> GIVEN REQUEST: Of the lines in the entries below, state how many hold the word "March". Say nothing else.

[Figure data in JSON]
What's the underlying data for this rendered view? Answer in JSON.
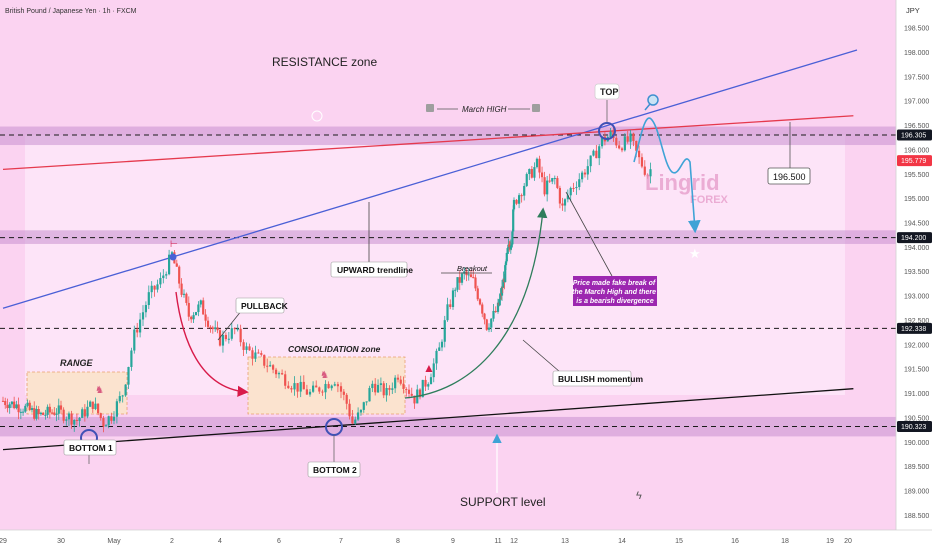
{
  "header": {
    "symbol": "British Pound / Japanese Yen · 1h · FXCM",
    "currency": "JPY"
  },
  "chart_data": {
    "type": "candlestick",
    "y_axis": {
      "ticks": [
        "198.500",
        "198.000",
        "197.500",
        "197.000",
        "196.500",
        "196.000",
        "195.500",
        "195.000",
        "194.500",
        "194.000",
        "193.500",
        "193.000",
        "192.500",
        "192.000",
        "191.500",
        "191.000",
        "190.500",
        "190.000",
        "189.500",
        "189.000",
        "188.500"
      ],
      "ylim": [
        188.3,
        198.9
      ]
    },
    "x_axis": {
      "ticks": [
        {
          "label": "29",
          "d": -0.3
        },
        {
          "label": "30",
          "d": 1
        },
        {
          "label": "May",
          "d": 2
        },
        {
          "label": "2",
          "d": 3
        },
        {
          "label": "4",
          "d": 4
        },
        {
          "label": "6",
          "d": 5
        },
        {
          "label": "7",
          "d": 6
        },
        {
          "label": "8",
          "d": 7
        },
        {
          "label": "9",
          "d": 8
        },
        {
          "label": "11",
          "d": 9
        },
        {
          "label": "12",
          "d": 10
        },
        {
          "label": "13",
          "d": 11
        },
        {
          "label": "14",
          "d": 12
        },
        {
          "label": "15",
          "d": 13
        },
        {
          "label": "16",
          "d": 14
        },
        {
          "label": "18",
          "d": 15
        },
        {
          "label": "19",
          "d": 16
        },
        {
          "label": "20",
          "d": 17
        }
      ]
    },
    "price_tags": [
      {
        "value": 196.305,
        "label": "196.305",
        "bg": "#131722"
      },
      {
        "value": 195.779,
        "label": "195.779",
        "bg": "#f23645"
      },
      {
        "value": 194.2,
        "label": "194.200",
        "bg": "#131722"
      },
      {
        "value": 192.338,
        "label": "192.338",
        "bg": "#131722"
      },
      {
        "value": 190.323,
        "label": "190.323",
        "bg": "#131722"
      }
    ],
    "zones": [
      {
        "name": "resistance",
        "top": 196.48,
        "bottom": 196.1
      },
      {
        "name": "middle",
        "top": 194.35,
        "bottom": 194.07
      },
      {
        "name": "support",
        "top": 190.52,
        "bottom": 190.12
      }
    ],
    "close_path": [
      [
        -0.3,
        190.85
      ],
      [
        0.2,
        190.7
      ],
      [
        0.5,
        190.55
      ],
      [
        0.9,
        190.65
      ],
      [
        1.3,
        190.45
      ],
      [
        1.6,
        190.8
      ],
      [
        1.8,
        190.4
      ],
      [
        1.95,
        190.55
      ],
      [
        2.15,
        191.0
      ],
      [
        2.35,
        192.2
      ],
      [
        2.6,
        193.0
      ],
      [
        2.8,
        193.3
      ],
      [
        3.0,
        193.85
      ],
      [
        3.2,
        193.1
      ],
      [
        3.35,
        192.6
      ],
      [
        3.6,
        192.8
      ],
      [
        3.8,
        192.4
      ],
      [
        4.0,
        192.1
      ],
      [
        4.25,
        192.3
      ],
      [
        4.45,
        191.9
      ],
      [
        4.8,
        191.6
      ],
      [
        5.2,
        191.2
      ],
      [
        5.5,
        191.0
      ],
      [
        5.9,
        191.3
      ],
      [
        6.1,
        190.8
      ],
      [
        6.2,
        190.4
      ],
      [
        6.35,
        190.6
      ],
      [
        6.55,
        191.2
      ],
      [
        6.8,
        191.0
      ],
      [
        7.0,
        191.4
      ],
      [
        7.3,
        190.9
      ],
      [
        7.55,
        191.3
      ],
      [
        7.75,
        191.9
      ],
      [
        7.9,
        192.7
      ],
      [
        8.05,
        193.2
      ],
      [
        8.25,
        193.45
      ],
      [
        8.45,
        193.3
      ],
      [
        8.6,
        192.9
      ],
      [
        8.75,
        192.4
      ],
      [
        8.9,
        192.6
      ],
      [
        9.1,
        192.9
      ],
      [
        9.3,
        193.2
      ],
      [
        9.45,
        193.5
      ],
      [
        9.6,
        193.9
      ],
      [
        9.85,
        194.2
      ],
      [
        10.0,
        194.9
      ],
      [
        10.25,
        195.4
      ],
      [
        10.45,
        195.7
      ],
      [
        10.6,
        195.2
      ],
      [
        10.8,
        195.4
      ],
      [
        10.95,
        194.8
      ],
      [
        11.1,
        195.2
      ],
      [
        11.3,
        195.5
      ],
      [
        11.5,
        195.85
      ],
      [
        11.65,
        196.2
      ],
      [
        11.8,
        196.3
      ],
      [
        11.95,
        196.1
      ],
      [
        12.15,
        196.2
      ],
      [
        12.3,
        195.8
      ],
      [
        12.45,
        195.5
      ],
      [
        12.55,
        195.7
      ]
    ],
    "trendlines": [
      {
        "name": "upward-trendline",
        "color": "#4a5fd6",
        "from": [
          -0.3,
          192.75
        ],
        "to": [
          17.5,
          198.05
        ]
      },
      {
        "name": "red-line",
        "color": "#e5394d",
        "from": [
          -0.3,
          195.6
        ],
        "to": [
          17.3,
          196.7
        ]
      },
      {
        "name": "support-line",
        "color": "#111111",
        "from": [
          -0.3,
          189.85
        ],
        "to": [
          17.3,
          191.1
        ]
      }
    ],
    "annotations": {
      "resistance_label": "RESISTANCE zone",
      "support_label": "SUPPORT level",
      "march_high": "March HIGH",
      "top": "TOP",
      "range": "RANGE",
      "consolidation": "CONSOLIDATION zone",
      "pullback": "PULLBACK",
      "upward_trendline": "UPWARD trendline",
      "breakout": "Breakout",
      "bullish_momentum": "BULLISH momentum",
      "bottom1": "BOTTOM 1",
      "bottom2": "BOTTOM 2",
      "target": "196.500",
      "note_lines": [
        "Price made fake break of",
        "the March High and  there",
        "is a bearish divergence"
      ]
    },
    "watermark": {
      "line1": "Lingrid",
      "line2": "FOREX"
    }
  },
  "colors": {
    "up": "#26a69a",
    "down": "#ef5350",
    "pink_bg": "#f8c6ec",
    "zone": "#c98fcf",
    "note_bg": "#9c27b0",
    "arrow_red": "#d81b4a",
    "arrow_green": "#2e7d5b",
    "projection": "#3fa3d6"
  }
}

> PROBLEM SOLUTION: 2